[Dataset listings of figures]
-- START --

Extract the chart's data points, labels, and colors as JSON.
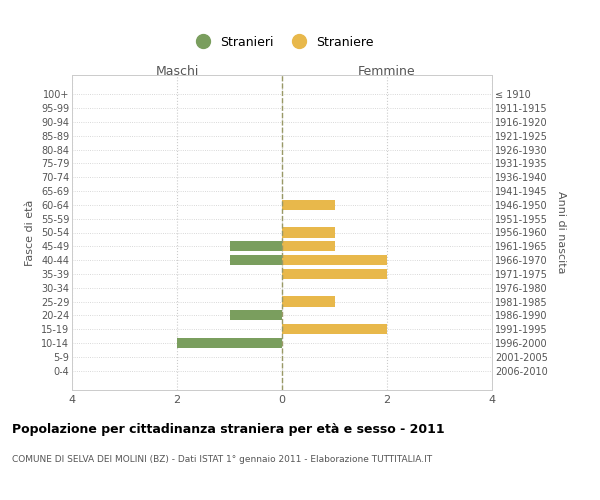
{
  "age_groups": [
    "0-4",
    "5-9",
    "10-14",
    "15-19",
    "20-24",
    "25-29",
    "30-34",
    "35-39",
    "40-44",
    "45-49",
    "50-54",
    "55-59",
    "60-64",
    "65-69",
    "70-74",
    "75-79",
    "80-84",
    "85-89",
    "90-94",
    "95-99",
    "100+"
  ],
  "birth_years": [
    "2006-2010",
    "2001-2005",
    "1996-2000",
    "1991-1995",
    "1986-1990",
    "1981-1985",
    "1976-1980",
    "1971-1975",
    "1966-1970",
    "1961-1965",
    "1956-1960",
    "1951-1955",
    "1946-1950",
    "1941-1945",
    "1936-1940",
    "1931-1935",
    "1926-1930",
    "1921-1925",
    "1916-1920",
    "1911-1915",
    "≤ 1910"
  ],
  "males": [
    0,
    0,
    -2,
    0,
    -1,
    0,
    0,
    0,
    -1,
    -1,
    0,
    0,
    0,
    0,
    0,
    0,
    0,
    0,
    0,
    0,
    0
  ],
  "females": [
    0,
    0,
    0,
    2,
    0,
    1,
    0,
    2,
    2,
    1,
    1,
    0,
    1,
    0,
    0,
    0,
    0,
    0,
    0,
    0,
    0
  ],
  "color_male": "#7a9e5e",
  "color_female": "#e8b84b",
  "title": "Popolazione per cittadinanza straniera per età e sesso - 2011",
  "subtitle": "COMUNE DI SELVA DEI MOLINI (BZ) - Dati ISTAT 1° gennaio 2011 - Elaborazione TUTTITALIA.IT",
  "legend_male": "Stranieri",
  "legend_female": "Straniere",
  "header_left": "Maschi",
  "header_right": "Femmine",
  "ylabel_left": "Fasce di età",
  "ylabel_right": "Anni di nascita",
  "xlim": [
    -4,
    4
  ],
  "xticks": [
    -4,
    -2,
    0,
    2,
    4
  ],
  "xticklabels": [
    "4",
    "2",
    "0",
    "2",
    "4"
  ],
  "bar_height": 0.75,
  "bg_color": "#ffffff",
  "grid_color": "#cccccc",
  "spine_color": "#cccccc",
  "zero_line_color": "#999966",
  "text_color": "#555555"
}
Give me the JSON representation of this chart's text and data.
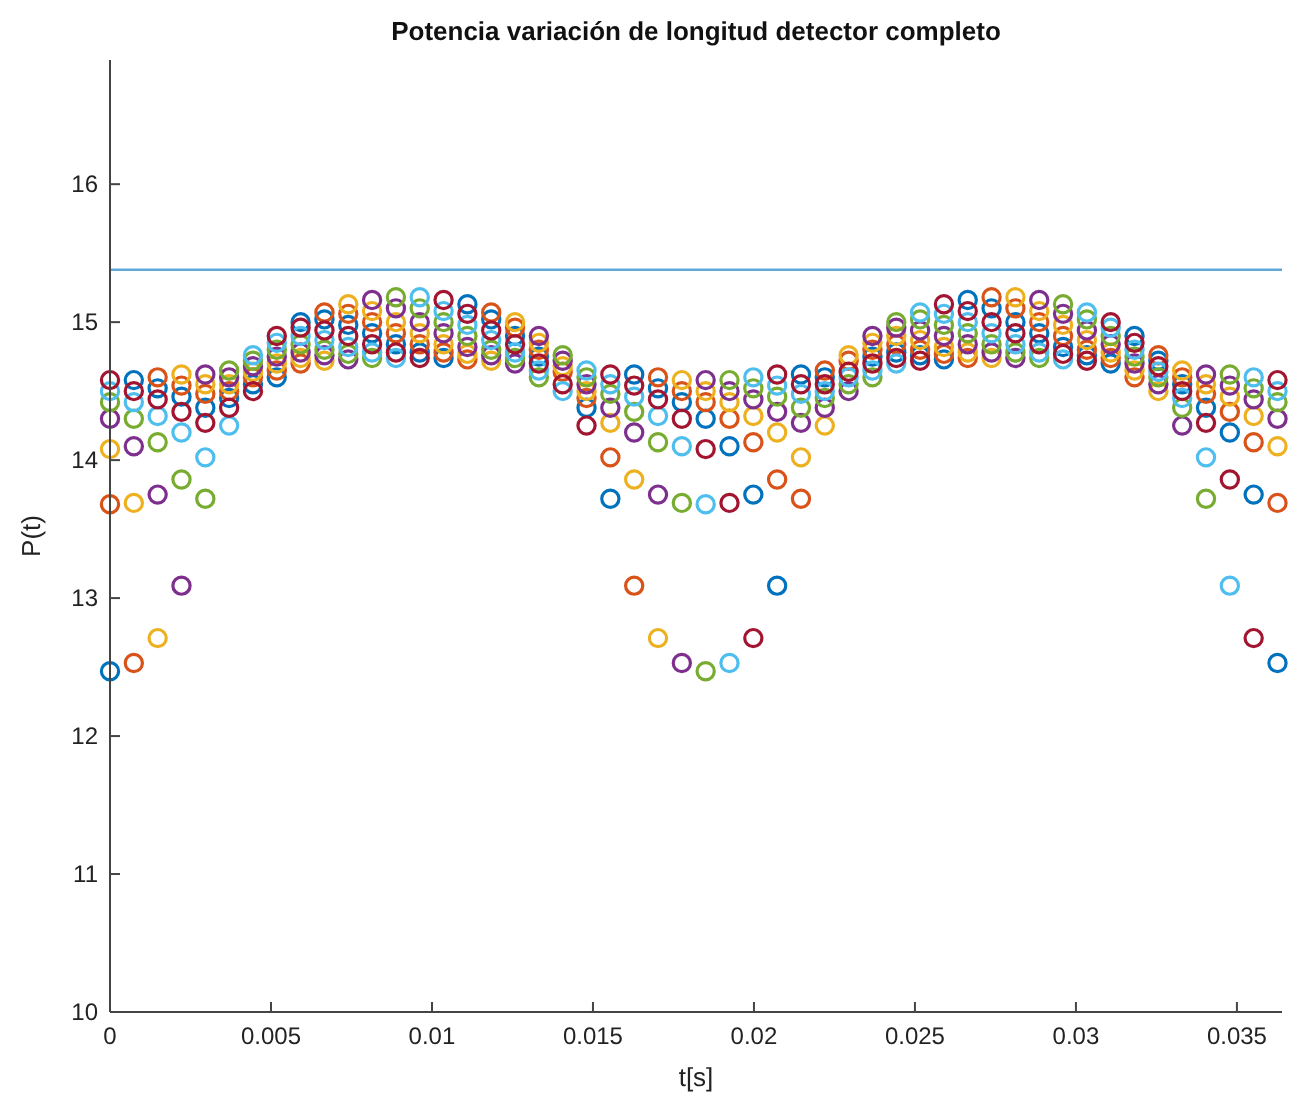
{
  "chart_data": {
    "type": "scatter",
    "title": "Potencia variación de longitud detector completo",
    "xlabel": "t[s]",
    "ylabel": "P(t)",
    "marker": "circle",
    "grid": false,
    "xlim": [
      0,
      0.0364
    ],
    "xticks": [
      0,
      0.005,
      0.01,
      0.015,
      0.02,
      0.025,
      0.03,
      0.035
    ],
    "ylim": [
      10,
      16.9
    ],
    "yticks": [
      10,
      11,
      12,
      13,
      14,
      15,
      16
    ],
    "x": [
      0,
      0.00074,
      0.00148,
      0.00222,
      0.00296,
      0.0037,
      0.00444,
      0.00518,
      0.00592,
      0.00666,
      0.0074,
      0.00814,
      0.00888,
      0.00962,
      0.01036,
      0.0111,
      0.01184,
      0.01258,
      0.01332,
      0.01406,
      0.0148,
      0.01554,
      0.01628,
      0.01702,
      0.01776,
      0.0185,
      0.01924,
      0.01998,
      0.02072,
      0.02146,
      0.0222,
      0.02294,
      0.02368,
      0.02442,
      0.02516,
      0.0259,
      0.02664,
      0.02738,
      0.02812,
      0.02886,
      0.0296,
      0.03034,
      0.03108,
      0.03182,
      0.03256,
      0.0333,
      0.03404,
      0.03478,
      0.03552,
      0.03626
    ],
    "ref_lines": [
      {
        "axis": "y",
        "value": 15.38,
        "color": "#5fa8d8"
      }
    ],
    "series": [
      {
        "color": "#0072bd",
        "values": [
          12.47,
          14.58,
          14.52,
          14.46,
          14.38,
          14.45,
          14.55,
          14.6,
          15.0,
          15.02,
          14.98,
          14.92,
          14.84,
          14.78,
          14.74,
          15.13,
          15.02,
          14.9,
          14.75,
          null,
          14.38,
          13.72,
          14.62,
          14.52,
          14.42,
          14.3,
          14.1,
          13.75,
          13.09,
          14.62,
          14.6,
          null,
          14.75,
          14.78,
          14.76,
          14.73,
          15.16,
          15.1,
          15.0,
          14.92,
          14.82,
          14.76,
          14.7,
          14.9,
          14.72,
          14.55,
          14.38,
          14.2,
          13.75,
          12.53
        ]
      },
      {
        "color": "#d95319",
        "values": [
          13.68,
          12.53,
          14.6,
          14.54,
          14.48,
          14.5,
          14.6,
          14.65,
          14.7,
          15.07,
          15.06,
          15.0,
          14.92,
          14.84,
          14.78,
          14.73,
          15.07,
          14.96,
          14.8,
          14.64,
          14.45,
          14.02,
          13.09,
          14.6,
          14.5,
          14.42,
          14.3,
          14.13,
          13.86,
          13.72,
          14.65,
          14.72,
          14.8,
          14.84,
          14.8,
          14.77,
          14.74,
          15.18,
          15.1,
          15.0,
          14.9,
          14.8,
          14.74,
          14.6,
          14.76,
          14.6,
          14.48,
          14.35,
          14.13,
          13.69
        ]
      },
      {
        "color": "#edb120",
        "values": [
          14.08,
          13.69,
          12.71,
          14.62,
          14.55,
          14.55,
          14.64,
          14.7,
          14.74,
          14.72,
          15.13,
          15.08,
          15.0,
          14.92,
          14.84,
          14.77,
          14.72,
          15.0,
          14.85,
          14.68,
          14.5,
          14.27,
          13.86,
          12.71,
          14.58,
          14.5,
          14.42,
          14.32,
          14.2,
          14.02,
          14.25,
          14.76,
          14.85,
          14.9,
          14.87,
          14.82,
          14.78,
          14.74,
          15.18,
          15.08,
          14.98,
          14.87,
          14.78,
          14.65,
          14.5,
          14.65,
          14.55,
          14.46,
          14.32,
          14.1
        ]
      },
      {
        "color": "#7e2f8e",
        "values": [
          14.3,
          14.1,
          13.75,
          13.09,
          14.62,
          14.6,
          14.68,
          14.75,
          14.78,
          14.76,
          14.73,
          15.16,
          15.1,
          15.0,
          14.92,
          14.82,
          14.76,
          14.7,
          14.9,
          14.72,
          14.55,
          14.38,
          14.2,
          13.75,
          12.53,
          14.58,
          14.5,
          14.44,
          14.35,
          14.27,
          14.38,
          14.5,
          14.9,
          14.96,
          14.94,
          14.9,
          14.84,
          14.78,
          14.74,
          15.16,
          15.06,
          14.94,
          14.84,
          14.7,
          14.55,
          14.25,
          14.62,
          14.54,
          14.44,
          14.3
        ]
      },
      {
        "color": "#77ac30",
        "values": [
          14.42,
          14.3,
          14.13,
          13.86,
          13.72,
          14.65,
          14.72,
          14.8,
          14.84,
          14.8,
          14.77,
          14.74,
          15.18,
          15.1,
          15.0,
          14.9,
          14.8,
          14.74,
          14.6,
          14.76,
          14.6,
          14.48,
          14.35,
          14.13,
          13.69,
          12.47,
          14.58,
          14.52,
          14.46,
          14.38,
          14.45,
          14.55,
          14.6,
          15.0,
          15.02,
          14.98,
          14.92,
          14.84,
          14.78,
          14.74,
          15.13,
          15.02,
          14.9,
          14.75,
          14.6,
          14.38,
          13.72,
          14.62,
          14.52,
          14.42
        ]
      },
      {
        "color": "#4dbeee",
        "values": [
          14.5,
          14.42,
          14.32,
          14.2,
          14.02,
          14.25,
          14.76,
          14.85,
          14.9,
          14.87,
          14.82,
          14.78,
          14.74,
          15.18,
          15.08,
          14.98,
          14.87,
          14.78,
          14.65,
          14.5,
          14.65,
          14.55,
          14.46,
          14.32,
          14.1,
          13.68,
          12.53,
          14.6,
          14.54,
          14.48,
          14.5,
          14.6,
          14.65,
          14.7,
          15.07,
          15.06,
          15.0,
          14.92,
          14.84,
          14.78,
          14.73,
          15.07,
          14.96,
          14.8,
          14.64,
          14.45,
          14.02,
          13.09,
          14.6,
          14.5
        ]
      },
      {
        "color": "#a2142f",
        "values": [
          14.58,
          14.5,
          14.44,
          14.35,
          14.27,
          14.38,
          14.5,
          14.9,
          14.96,
          14.94,
          14.9,
          14.84,
          14.78,
          14.74,
          15.16,
          15.06,
          14.94,
          14.84,
          14.7,
          14.55,
          14.25,
          14.62,
          14.54,
          14.44,
          14.3,
          14.08,
          13.69,
          12.71,
          14.62,
          14.55,
          14.55,
          14.64,
          14.7,
          14.74,
          14.72,
          15.13,
          15.08,
          15.0,
          14.92,
          14.84,
          14.77,
          14.72,
          15.0,
          14.85,
          14.68,
          14.5,
          14.27,
          13.86,
          12.71,
          14.58
        ]
      }
    ]
  }
}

-- END --

SHORT TASK:
Copy each line above containing the string "cccccc".

PROBLEM SOLUTION:
  "grid_color": "#cccccc",
  "spine_color": "#cccccc",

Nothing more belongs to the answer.